__EXERCISE__: Reproduce the following material exactly, including every line.

Stored entries:
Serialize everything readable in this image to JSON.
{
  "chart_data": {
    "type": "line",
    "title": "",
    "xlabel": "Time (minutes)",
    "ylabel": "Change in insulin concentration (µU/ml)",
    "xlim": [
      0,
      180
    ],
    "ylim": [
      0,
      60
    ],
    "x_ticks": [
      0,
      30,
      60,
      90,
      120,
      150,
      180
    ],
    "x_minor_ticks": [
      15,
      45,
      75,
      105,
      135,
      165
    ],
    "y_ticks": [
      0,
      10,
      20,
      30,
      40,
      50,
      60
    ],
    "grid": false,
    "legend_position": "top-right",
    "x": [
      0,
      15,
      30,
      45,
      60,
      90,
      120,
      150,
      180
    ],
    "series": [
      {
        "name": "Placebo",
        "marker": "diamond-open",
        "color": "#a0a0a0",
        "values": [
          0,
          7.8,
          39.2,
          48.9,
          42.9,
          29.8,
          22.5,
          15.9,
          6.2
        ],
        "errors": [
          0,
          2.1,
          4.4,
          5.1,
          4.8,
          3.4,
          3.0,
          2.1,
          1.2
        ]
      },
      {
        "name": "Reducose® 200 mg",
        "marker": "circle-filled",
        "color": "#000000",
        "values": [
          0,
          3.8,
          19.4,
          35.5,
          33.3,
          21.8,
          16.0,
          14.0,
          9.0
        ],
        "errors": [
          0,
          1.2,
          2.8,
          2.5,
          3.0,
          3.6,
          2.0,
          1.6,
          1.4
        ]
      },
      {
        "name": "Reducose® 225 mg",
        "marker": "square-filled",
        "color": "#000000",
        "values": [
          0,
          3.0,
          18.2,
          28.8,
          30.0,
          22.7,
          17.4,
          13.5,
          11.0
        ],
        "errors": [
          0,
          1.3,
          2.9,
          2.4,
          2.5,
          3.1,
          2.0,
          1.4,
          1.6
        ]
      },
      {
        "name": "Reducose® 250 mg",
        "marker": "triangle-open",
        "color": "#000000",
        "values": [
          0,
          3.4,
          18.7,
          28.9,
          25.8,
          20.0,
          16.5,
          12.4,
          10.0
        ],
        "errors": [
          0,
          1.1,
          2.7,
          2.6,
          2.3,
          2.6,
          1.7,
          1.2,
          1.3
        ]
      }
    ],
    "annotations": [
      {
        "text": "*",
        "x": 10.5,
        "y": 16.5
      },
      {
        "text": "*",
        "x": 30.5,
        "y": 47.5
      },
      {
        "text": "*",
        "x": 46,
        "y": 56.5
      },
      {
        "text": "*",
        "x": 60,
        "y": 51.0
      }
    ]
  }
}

__THE REPLY__:
Serialize everything readable in this image to JSON.
{
  "chart_data": {
    "type": "line",
    "title": "",
    "xlabel": "Time (minutes)",
    "ylabel": "Change in insulin concentration (µU/ml)",
    "xlim": [
      0,
      180
    ],
    "ylim": [
      0,
      60
    ],
    "x_ticks": [
      0,
      30,
      60,
      90,
      120,
      150,
      180
    ],
    "x_minor_ticks": [
      15,
      45,
      75,
      105,
      135,
      165
    ],
    "y_ticks": [
      0,
      10,
      20,
      30,
      40,
      50,
      60
    ],
    "grid": false,
    "legend_position": "top-right",
    "x": [
      0,
      15,
      30,
      45,
      60,
      90,
      120,
      150,
      180
    ],
    "series": [
      {
        "name": "Placebo",
        "marker": "diamond-open",
        "color": "#a0a0a0",
        "values": [
          0,
          7.8,
          39.2,
          48.9,
          42.9,
          29.8,
          22.5,
          15.9,
          6.2
        ],
        "errors": [
          0,
          2.1,
          4.4,
          5.1,
          4.8,
          3.4,
          3.0,
          2.1,
          1.2
        ]
      },
      {
        "name": "Reducose® 200 mg",
        "marker": "circle-filled",
        "color": "#000000",
        "values": [
          0,
          3.8,
          19.4,
          35.5,
          33.3,
          21.8,
          16.0,
          14.0,
          9.0
        ],
        "errors": [
          0,
          1.2,
          2.8,
          2.5,
          3.0,
          3.6,
          2.0,
          1.6,
          1.4
        ]
      },
      {
        "name": "Reducose® 225 mg",
        "marker": "square-filled",
        "color": "#000000",
        "values": [
          0,
          3.0,
          18.2,
          28.8,
          30.0,
          22.7,
          17.4,
          13.5,
          11.0
        ],
        "errors": [
          0,
          1.3,
          2.9,
          2.4,
          2.5,
          3.1,
          2.0,
          1.4,
          1.6
        ]
      },
      {
        "name": "Reducose® 250 mg",
        "marker": "triangle-open",
        "color": "#000000",
        "values": [
          0,
          3.4,
          18.7,
          28.9,
          25.8,
          20.0,
          16.5,
          12.4,
          10.0
        ],
        "errors": [
          0,
          1.1,
          2.7,
          2.6,
          2.3,
          2.6,
          1.7,
          1.2,
          1.3
        ]
      }
    ],
    "annotations": [
      {
        "text": "*",
        "x": 10.5,
        "y": 16.5
      },
      {
        "text": "*",
        "x": 30.5,
        "y": 47.5
      },
      {
        "text": "*",
        "x": 46,
        "y": 56.5
      },
      {
        "text": "*",
        "x": 60,
        "y": 51.0
      }
    ]
  }
}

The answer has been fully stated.